→ EXERCISE REQUIREMENTS
Do not include the pictures; repeat the rest of the data exactly.

---------- DATA TO PROCESS ----------

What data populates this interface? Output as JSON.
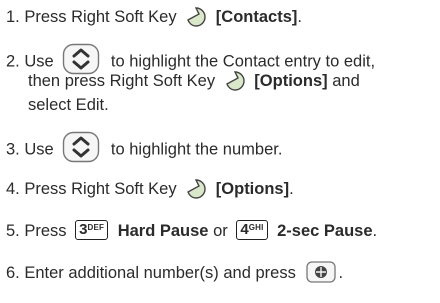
{
  "steps": [
    {
      "num": "1.",
      "pre": "Press Right Soft Key",
      "bold": "[Contacts]",
      "post": "."
    },
    {
      "num": "2.",
      "use": "Use",
      "line1": "to highlight the Contact entry to edit,",
      "line2a": "then press Right Soft Key",
      "line2b": "[Options]",
      "line2c": "and",
      "line3": "select Edit."
    },
    {
      "num": "3.",
      "use": "Use",
      "rest": "to highlight the number."
    },
    {
      "num": "4.",
      "pre": "Press Right Soft Key",
      "bold": "[Options]",
      "post": "."
    },
    {
      "num": "5.",
      "pre": "Press",
      "key1_big": "3",
      "key1_small": "DEF",
      "hard": "Hard Pause",
      "or": "or",
      "key2_big": "4",
      "key2_small": "GHI",
      "twosec": "2-sec Pause",
      "post": "."
    },
    {
      "num": "6.",
      "pre": "Enter additional number(s) and press",
      "post": "."
    }
  ],
  "icons": {
    "softkey": "right-soft-key-icon",
    "nav": "navigation-key-icon",
    "ok": "ok-key-icon"
  }
}
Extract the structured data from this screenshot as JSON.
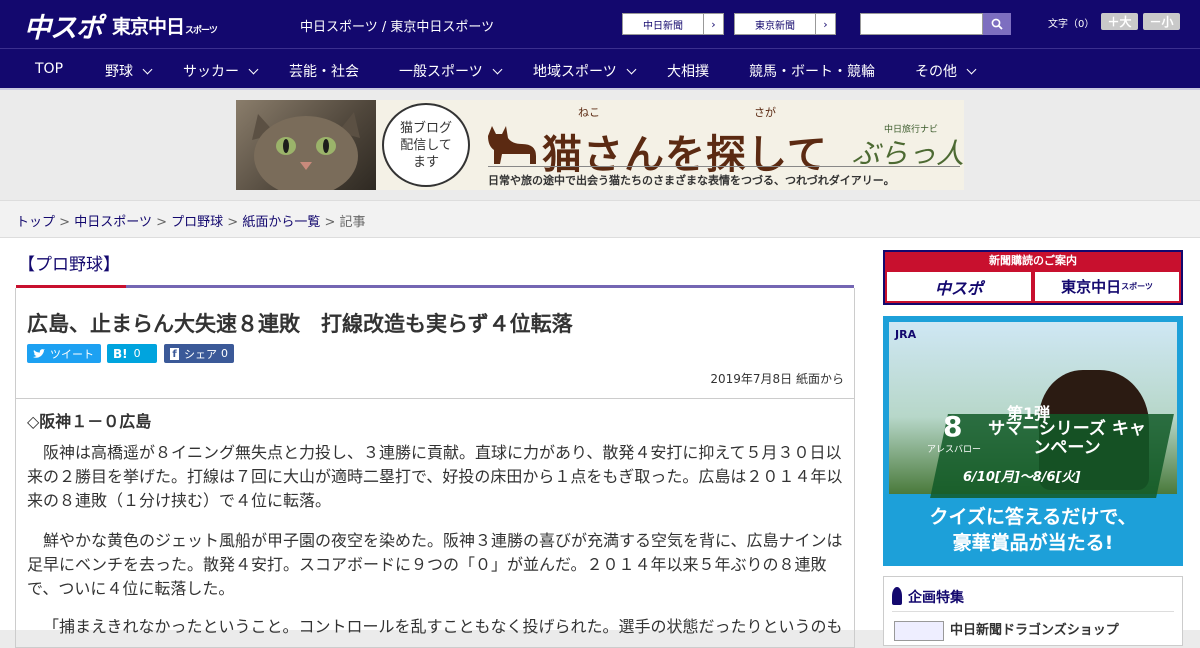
{
  "header": {
    "logo_main": "中スポ",
    "logo_sub": "東京中日",
    "logo_sub_small": "スポーツ",
    "tagline": "中日スポーツ / 東京中日スポーツ",
    "site_buttons": [
      {
        "label": "中日新聞",
        "arrow": "›"
      },
      {
        "label": "東京新聞",
        "arrow": "›"
      }
    ],
    "search": {
      "placeholder": ""
    },
    "font_size": {
      "label": "文字（0）",
      "larger": "＋大",
      "smaller": "－小"
    }
  },
  "nav": {
    "items": [
      {
        "label": "TOP",
        "has_dropdown": false
      },
      {
        "label": "野球",
        "has_dropdown": true
      },
      {
        "label": "サッカー",
        "has_dropdown": true
      },
      {
        "label": "芸能・社会",
        "has_dropdown": false
      },
      {
        "label": "一般スポーツ",
        "has_dropdown": true
      },
      {
        "label": "地域スポーツ",
        "has_dropdown": true
      },
      {
        "label": "大相撲",
        "has_dropdown": false
      },
      {
        "label": "競馬・ボート・競輪",
        "has_dropdown": false
      },
      {
        "label": "その他",
        "has_dropdown": true
      }
    ]
  },
  "banner": {
    "bubble_lines": [
      "猫ブログ",
      "配信して",
      "ます"
    ],
    "title": "猫さんを探して",
    "ruby": [
      "ねこ",
      "さが"
    ],
    "brand_small": "中日旅行ナビ",
    "brand": "ぶらっ人",
    "caption": "日常や旅の途中で出会う猫たちのさまざまな表情をつづる、つれづれダイアリー。"
  },
  "breadcrumb": {
    "items": [
      {
        "label": "トップ",
        "link": true
      },
      {
        "label": "中日スポーツ",
        "link": true
      },
      {
        "label": "プロ野球",
        "link": true
      },
      {
        "label": "紙面から一覧",
        "link": true
      },
      {
        "label": "記事",
        "link": false
      }
    ],
    "separator": ">"
  },
  "article": {
    "category": "【プロ野球】",
    "headline": "広島、止まらん大失速８連敗　打線改造も実らず４位転落",
    "share": {
      "twitter": "ツイート",
      "hatena_count": "0",
      "facebook": "シェア",
      "facebook_count": "0"
    },
    "dateline": "2019年7月8日 紙面から",
    "subhead": "◇阪神１－０広島",
    "paragraphs": [
      "阪神は高橋遥が８イニング無失点と力投し、３連勝に貢献。直球に力があり、散発４安打に抑えて５月３０日以来の２勝目を挙げた。打線は７回に大山が適時二塁打で、好投の床田から１点をもぎ取った。広島は２０１４年以来の８連敗（１分け挟む）で４位に転落。",
      "鮮やかな黄色のジェット風船が甲子園の夜空を染めた。阪神３連勝の喜びが充満する空気を背に、広島ナインは足早にベンチを去った。散発４安打。スコアボードに９つの「０」が並んだ。２０１４年以来５年ぶりの８連敗で、ついに４位に転落した。",
      "「捕まえきれなかったということ。コントロールを乱すこともなく投げられた。選手の状態だったりというのも"
    ]
  },
  "sidebar": {
    "promo": {
      "title": "新聞購読のご案内",
      "btn1": "中スポ",
      "btn2": "東京中日",
      "btn2_small": "スポーツ"
    },
    "jra": {
      "logo": "JRA",
      "round": "第1弾",
      "number": "8",
      "horse_name": "アレスバロー",
      "campaign": "サマーシリーズ キャンペーン",
      "dates": "6/10[月]～8/6[火]",
      "cta_line1": "クイズに答えるだけで、",
      "cta_line2": "豪華賞品が当たる!"
    },
    "kikaku": {
      "title": "企画特集",
      "item": "中日新聞ドラゴンズショップ"
    }
  }
}
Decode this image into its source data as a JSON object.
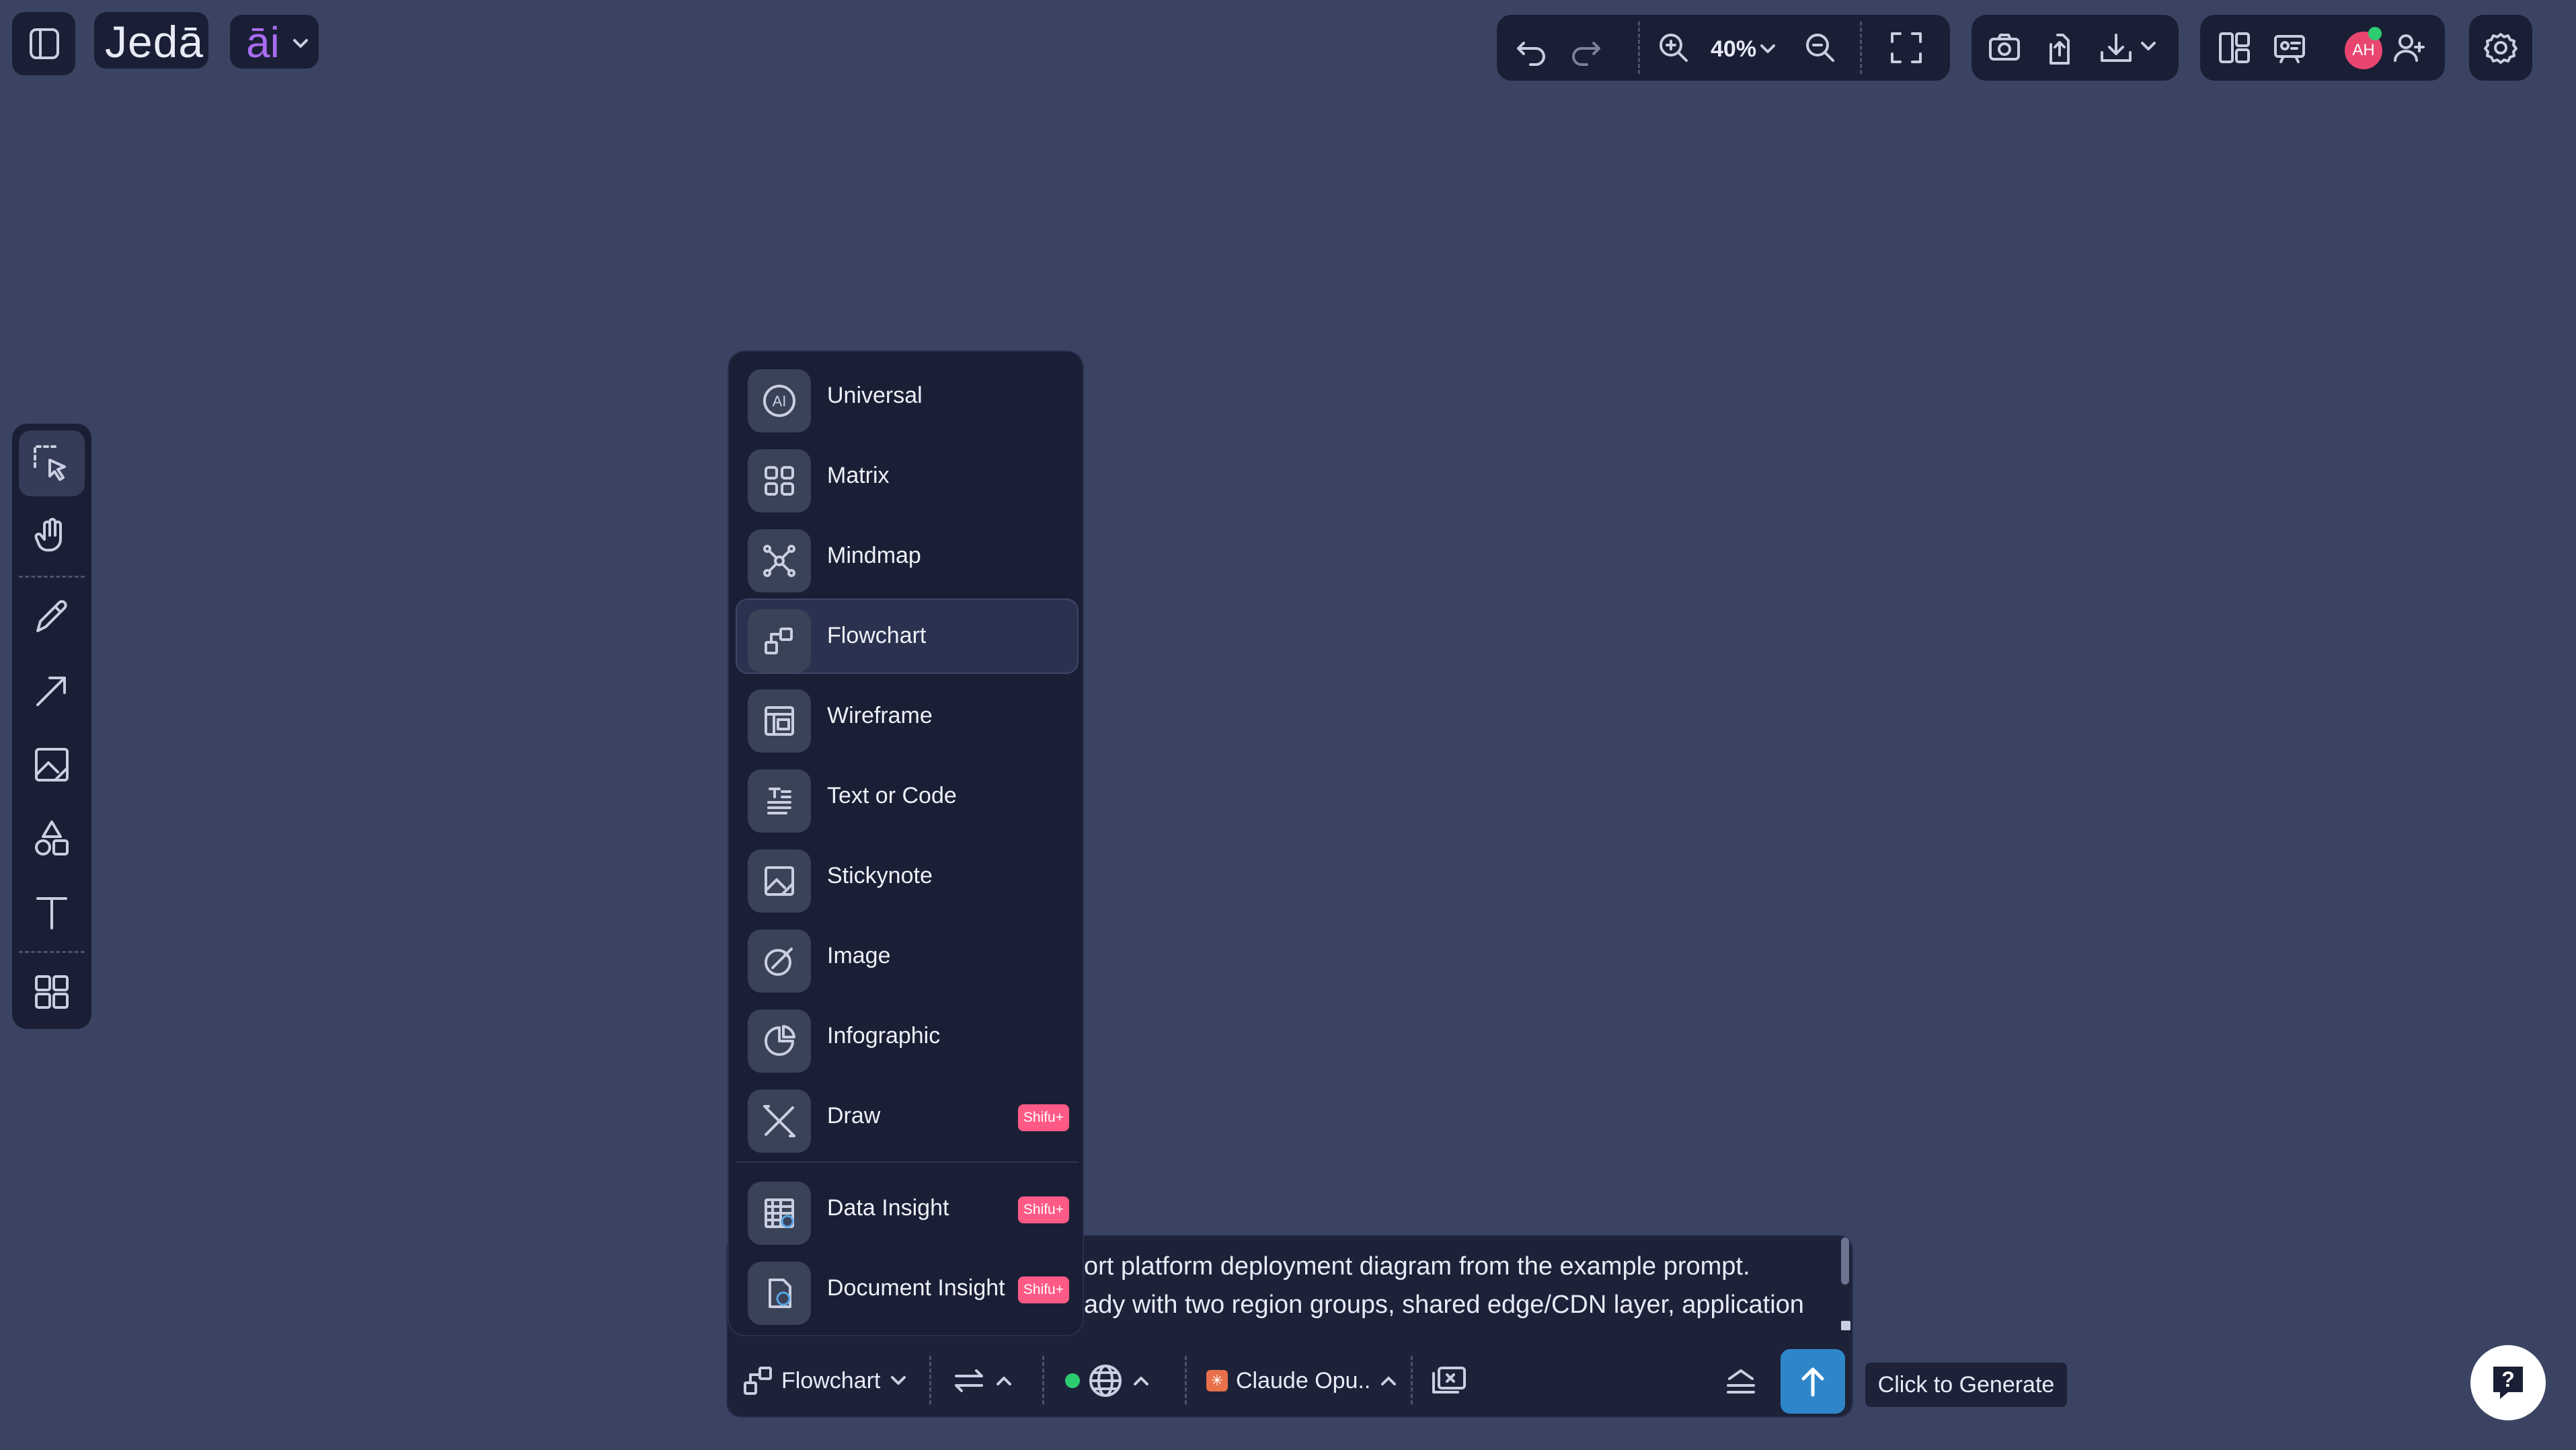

----------

→ RESPONSE
What data populates this interface? Output as JSON.
{
  "steps": [
    {
      "num": "1.",
      "pre": "Press Right Soft Key",
      "bold": "[Contacts]",
      "post": "."
    },
    {
      "num": "2.",
      "use": "Use",
      "line1": "to highlight the Contact entry to edit,",
      "line2a": "then press Right Soft Key",
      "line2b": "[Options]",
      "line2c": "and",
      "line3": "select Edit."
    },
    {
      "num": "3.",
      "use": "Use",
      "rest": "to highlight the number."
    },
    {
      "num": "4.",
      "pre": "Press Right Soft Key",
      "bold": "[Options]",
      "post": "."
    },
    {
      "num": "5.",
      "pre": "Press",
      "key1_big": "3",
      "key1_small": "DEF",
      "hard": "Hard Pause",
      "or": "or",
      "key2_big": "4",
      "key2_small": "GHI",
      "twosec": "2-sec Pause",
      "post": "."
    },
    {
      "num": "6.",
      "pre": "Enter additional number(s) and press",
      "post": "."
    }
  ],
  "icons": {
    "softkey": "right-soft-key-icon",
    "nav": "navigation-key-icon",
    "ok": "ok-key-icon"
  }
}
Extract the structured data from this screenshot as JSON.
{
  "header": {
    "logo_main": "中スポ",
    "logo_sub": "東京中日",
    "logo_sub_small": "スポーツ",
    "tagline": "中日スポーツ / 東京中日スポーツ",
    "site_buttons": [
      {
        "label": "中日新聞",
        "arrow": "›"
      },
      {
        "label": "東京新聞",
        "arrow": "›"
      }
    ],
    "search": {
      "placeholder": ""
    },
    "font_size": {
      "label": "文字（0）",
      "larger": "＋大",
      "smaller": "－小"
    }
  },
  "nav": {
    "items": [
      {
        "label": "TOP",
        "has_dropdown": false
      },
      {
        "label": "野球",
        "has_dropdown": true
      },
      {
        "label": "サッカー",
        "has_dropdown": true
      },
      {
        "label": "芸能・社会",
        "has_dropdown": false
      },
      {
        "label": "一般スポーツ",
        "has_dropdown": true
      },
      {
        "label": "地域スポーツ",
        "has_dropdown": true
      },
      {
        "label": "大相撲",
        "has_dropdown": false
      },
      {
        "label": "競馬・ボート・競輪",
        "has_dropdown": false
      },
      {
        "label": "その他",
        "has_dropdown": true
      }
    ]
  },
  "banner": {
    "bubble_lines": [
      "猫ブログ",
      "配信して",
      "ます"
    ],
    "title": "猫さんを探して",
    "ruby": [
      "ねこ",
      "さが"
    ],
    "brand_small": "中日旅行ナビ",
    "brand": "ぶらっ人",
    "caption": "日常や旅の途中で出会う猫たちのさまざまな表情をつづる、つれづれダイアリー。"
  },
  "breadcrumb": {
    "items": [
      {
        "label": "トップ",
        "link": true
      },
      {
        "label": "中日スポーツ",
        "link": true
      },
      {
        "label": "プロ野球",
        "link": true
      },
      {
        "label": "紙面から一覧",
        "link": true
      },
      {
        "label": "記事",
        "link": false
      }
    ],
    "separator": ">"
  },
  "article": {
    "category": "【プロ野球】",
    "headline": "広島、止まらん大失速８連敗　打線改造も実らず４位転落",
    "share": {
      "twitter": "ツイート",
      "hatena_count": "0",
      "facebook": "シェア",
      "facebook_count": "0"
    },
    "dateline": "2019年7月8日 紙面から",
    "subhead": "◇阪神１－０広島",
    "paragraphs": [
      "阪神は高橋遥が８イニング無失点と力投し、３連勝に貢献。直球に力があり、散発４安打に抑えて５月３０日以来の２勝目を挙げた。打線は７回に大山が適時二塁打で、好投の床田から１点をもぎ取った。広島は２０１４年以来の８連敗（１分け挟む）で４位に転落。",
      "鮮やかな黄色のジェット風船が甲子園の夜空を染めた。阪神３連勝の喜びが充満する空気を背に、広島ナインは足早にベンチを去った。散発４安打。スコアボードに９つの「０」が並んだ。２０１４年以来５年ぶりの８連敗で、ついに４位に転落した。",
      "「捕まえきれなかったということ。コントロールを乱すこともなく投げられた。選手の状態だったりというのも"
    ]
  },
  "sidebar": {
    "promo": {
      "title": "新聞購読のご案内",
      "btn1": "中スポ",
      "btn2": "東京中日",
      "btn2_small": "スポーツ"
    },
    "jra": {
      "logo": "JRA",
      "round": "第1弾",
      "number": "8",
      "horse_name": "アレスバロー",
      "campaign": "サマーシリーズ キャンペーン",
      "dates": "6/10[月]～8/6[火]",
      "cta_line1": "クイズに答えるだけで、",
      "cta_line2": "豪華賞品が当たる!"
    },
    "kikaku": {
      "title": "企画特集",
      "item": "中日新聞ドラゴンズショップ"
    }
  }
}
Decode this image into its source data as a JSON object.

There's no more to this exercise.